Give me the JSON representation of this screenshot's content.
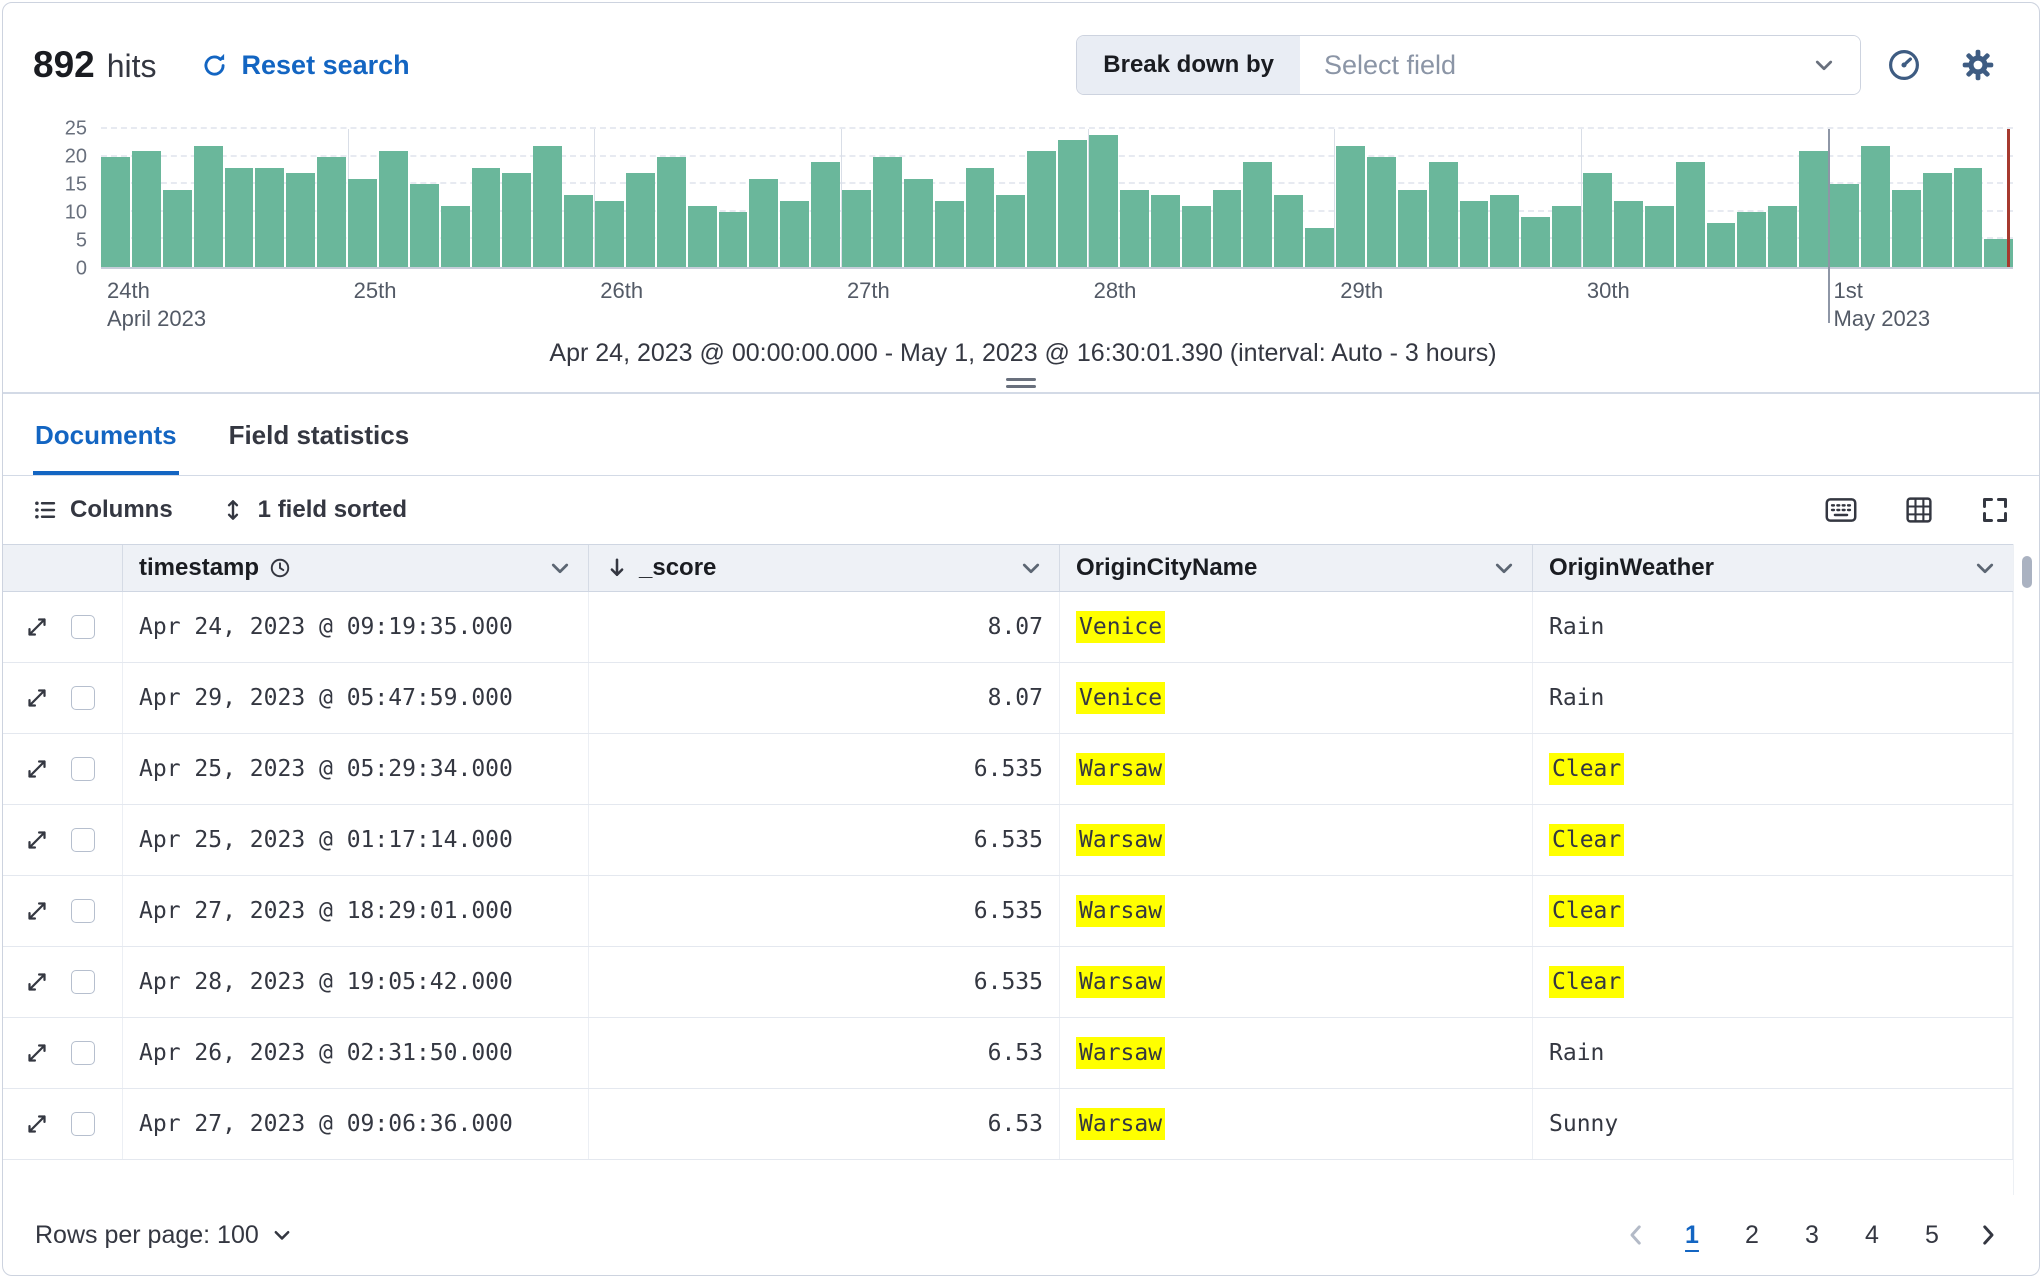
{
  "header": {
    "hits_count": "892",
    "hits_label": "hits",
    "reset_search_label": "Reset search",
    "breakdown_label": "Break down by",
    "breakdown_placeholder": "Select field"
  },
  "chart_data": {
    "type": "bar",
    "title": "",
    "xlabel": "",
    "ylabel": "",
    "ylim": [
      0,
      25
    ],
    "y_ticks": [
      0,
      5,
      10,
      15,
      20,
      25
    ],
    "interval": "Auto - 3 hours",
    "bar_color": "#6ab79b",
    "end_marker_color": "#a6392e",
    "values": [
      20,
      21,
      14,
      22,
      18,
      18,
      17,
      20,
      16,
      21,
      15,
      11,
      18,
      17,
      22,
      13,
      12,
      17,
      20,
      11,
      10,
      16,
      12,
      19,
      14,
      20,
      16,
      12,
      18,
      13,
      21,
      23,
      24,
      14,
      13,
      11,
      14,
      19,
      13,
      7,
      22,
      20,
      14,
      19,
      12,
      13,
      9,
      11,
      17,
      12,
      11,
      19,
      8,
      10,
      11,
      21,
      15,
      22,
      14,
      17,
      18,
      5
    ],
    "x_ticks": [
      {
        "label": "24th",
        "sublabel": "April 2023",
        "frac": 0,
        "month_boundary": false
      },
      {
        "label": "25th",
        "sublabel": "",
        "frac": 0.129,
        "month_boundary": false
      },
      {
        "label": "26th",
        "sublabel": "",
        "frac": 0.258,
        "month_boundary": false
      },
      {
        "label": "27th",
        "sublabel": "",
        "frac": 0.387,
        "month_boundary": false
      },
      {
        "label": "28th",
        "sublabel": "",
        "frac": 0.516,
        "month_boundary": false
      },
      {
        "label": "29th",
        "sublabel": "",
        "frac": 0.645,
        "month_boundary": false
      },
      {
        "label": "30th",
        "sublabel": "",
        "frac": 0.774,
        "month_boundary": false
      },
      {
        "label": "1st",
        "sublabel": "May 2023",
        "frac": 0.903,
        "month_boundary": true
      }
    ],
    "caption": "Apr 24, 2023 @ 00:00:00.000 - May 1, 2023 @ 16:30:01.390 (interval: Auto - 3 hours)"
  },
  "tabs": {
    "documents": "Documents",
    "field_statistics": "Field statistics"
  },
  "toolbar": {
    "columns_label": "Columns",
    "sorted_label": "1 field sorted"
  },
  "table": {
    "columns": {
      "timestamp": "timestamp",
      "score": "_score",
      "city": "OriginCityName",
      "weather": "OriginWeather"
    },
    "rows": [
      {
        "timestamp": "Apr 24, 2023 @ 09:19:35.000",
        "score": "8.07",
        "city": "Venice",
        "city_highlighted": true,
        "weather": "Rain",
        "weather_highlighted": false
      },
      {
        "timestamp": "Apr 29, 2023 @ 05:47:59.000",
        "score": "8.07",
        "city": "Venice",
        "city_highlighted": true,
        "weather": "Rain",
        "weather_highlighted": false
      },
      {
        "timestamp": "Apr 25, 2023 @ 05:29:34.000",
        "score": "6.535",
        "city": "Warsaw",
        "city_highlighted": true,
        "weather": "Clear",
        "weather_highlighted": true
      },
      {
        "timestamp": "Apr 25, 2023 @ 01:17:14.000",
        "score": "6.535",
        "city": "Warsaw",
        "city_highlighted": true,
        "weather": "Clear",
        "weather_highlighted": true
      },
      {
        "timestamp": "Apr 27, 2023 @ 18:29:01.000",
        "score": "6.535",
        "city": "Warsaw",
        "city_highlighted": true,
        "weather": "Clear",
        "weather_highlighted": true
      },
      {
        "timestamp": "Apr 28, 2023 @ 19:05:42.000",
        "score": "6.535",
        "city": "Warsaw",
        "city_highlighted": true,
        "weather": "Clear",
        "weather_highlighted": true
      },
      {
        "timestamp": "Apr 26, 2023 @ 02:31:50.000",
        "score": "6.53",
        "city": "Warsaw",
        "city_highlighted": true,
        "weather": "Rain",
        "weather_highlighted": false
      },
      {
        "timestamp": "Apr 27, 2023 @ 09:06:36.000",
        "score": "6.53",
        "city": "Warsaw",
        "city_highlighted": true,
        "weather": "Sunny",
        "weather_highlighted": false
      }
    ]
  },
  "footer": {
    "rows_per_page_label": "Rows per page: 100",
    "pages": [
      "1",
      "2",
      "3",
      "4",
      "5"
    ],
    "active_page": "1"
  },
  "colors": {
    "accent": "#1365c2",
    "highlight": "#ffff00",
    "bar": "#6ab79b",
    "header_bg": "#eef1f6"
  }
}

| AIM OF THE EXERCISE |
Retype everything in the material word for word, minus pictures.

| FINAL RESULT |
Give me the JSON representation of this screenshot's content.
{
  "header": {
    "hits_count": "892",
    "hits_label": "hits",
    "reset_search_label": "Reset search",
    "breakdown_label": "Break down by",
    "breakdown_placeholder": "Select field"
  },
  "chart_data": {
    "type": "bar",
    "title": "",
    "xlabel": "",
    "ylabel": "",
    "ylim": [
      0,
      25
    ],
    "y_ticks": [
      0,
      5,
      10,
      15,
      20,
      25
    ],
    "interval": "Auto - 3 hours",
    "bar_color": "#6ab79b",
    "end_marker_color": "#a6392e",
    "values": [
      20,
      21,
      14,
      22,
      18,
      18,
      17,
      20,
      16,
      21,
      15,
      11,
      18,
      17,
      22,
      13,
      12,
      17,
      20,
      11,
      10,
      16,
      12,
      19,
      14,
      20,
      16,
      12,
      18,
      13,
      21,
      23,
      24,
      14,
      13,
      11,
      14,
      19,
      13,
      7,
      22,
      20,
      14,
      19,
      12,
      13,
      9,
      11,
      17,
      12,
      11,
      19,
      8,
      10,
      11,
      21,
      15,
      22,
      14,
      17,
      18,
      5
    ],
    "x_ticks": [
      {
        "label": "24th",
        "sublabel": "April 2023",
        "frac": 0,
        "month_boundary": false
      },
      {
        "label": "25th",
        "sublabel": "",
        "frac": 0.129,
        "month_boundary": false
      },
      {
        "label": "26th",
        "sublabel": "",
        "frac": 0.258,
        "month_boundary": false
      },
      {
        "label": "27th",
        "sublabel": "",
        "frac": 0.387,
        "month_boundary": false
      },
      {
        "label": "28th",
        "sublabel": "",
        "frac": 0.516,
        "month_boundary": false
      },
      {
        "label": "29th",
        "sublabel": "",
        "frac": 0.645,
        "month_boundary": false
      },
      {
        "label": "30th",
        "sublabel": "",
        "frac": 0.774,
        "month_boundary": false
      },
      {
        "label": "1st",
        "sublabel": "May 2023",
        "frac": 0.903,
        "month_boundary": true
      }
    ],
    "caption": "Apr 24, 2023 @ 00:00:00.000 - May 1, 2023 @ 16:30:01.390 (interval: Auto - 3 hours)"
  },
  "tabs": {
    "documents": "Documents",
    "field_statistics": "Field statistics"
  },
  "toolbar": {
    "columns_label": "Columns",
    "sorted_label": "1 field sorted"
  },
  "table": {
    "columns": {
      "timestamp": "timestamp",
      "score": "_score",
      "city": "OriginCityName",
      "weather": "OriginWeather"
    },
    "rows": [
      {
        "timestamp": "Apr 24, 2023 @ 09:19:35.000",
        "score": "8.07",
        "city": "Venice",
        "city_highlighted": true,
        "weather": "Rain",
        "weather_highlighted": false
      },
      {
        "timestamp": "Apr 29, 2023 @ 05:47:59.000",
        "score": "8.07",
        "city": "Venice",
        "city_highlighted": true,
        "weather": "Rain",
        "weather_highlighted": false
      },
      {
        "timestamp": "Apr 25, 2023 @ 05:29:34.000",
        "score": "6.535",
        "city": "Warsaw",
        "city_highlighted": true,
        "weather": "Clear",
        "weather_highlighted": true
      },
      {
        "timestamp": "Apr 25, 2023 @ 01:17:14.000",
        "score": "6.535",
        "city": "Warsaw",
        "city_highlighted": true,
        "weather": "Clear",
        "weather_highlighted": true
      },
      {
        "timestamp": "Apr 27, 2023 @ 18:29:01.000",
        "score": "6.535",
        "city": "Warsaw",
        "city_highlighted": true,
        "weather": "Clear",
        "weather_highlighted": true
      },
      {
        "timestamp": "Apr 28, 2023 @ 19:05:42.000",
        "score": "6.535",
        "city": "Warsaw",
        "city_highlighted": true,
        "weather": "Clear",
        "weather_highlighted": true
      },
      {
        "timestamp": "Apr 26, 2023 @ 02:31:50.000",
        "score": "6.53",
        "city": "Warsaw",
        "city_highlighted": true,
        "weather": "Rain",
        "weather_highlighted": false
      },
      {
        "timestamp": "Apr 27, 2023 @ 09:06:36.000",
        "score": "6.53",
        "city": "Warsaw",
        "city_highlighted": true,
        "weather": "Sunny",
        "weather_highlighted": false
      }
    ]
  },
  "footer": {
    "rows_per_page_label": "Rows per page: 100",
    "pages": [
      "1",
      "2",
      "3",
      "4",
      "5"
    ],
    "active_page": "1"
  },
  "colors": {
    "accent": "#1365c2",
    "highlight": "#ffff00",
    "bar": "#6ab79b",
    "header_bg": "#eef1f6"
  }
}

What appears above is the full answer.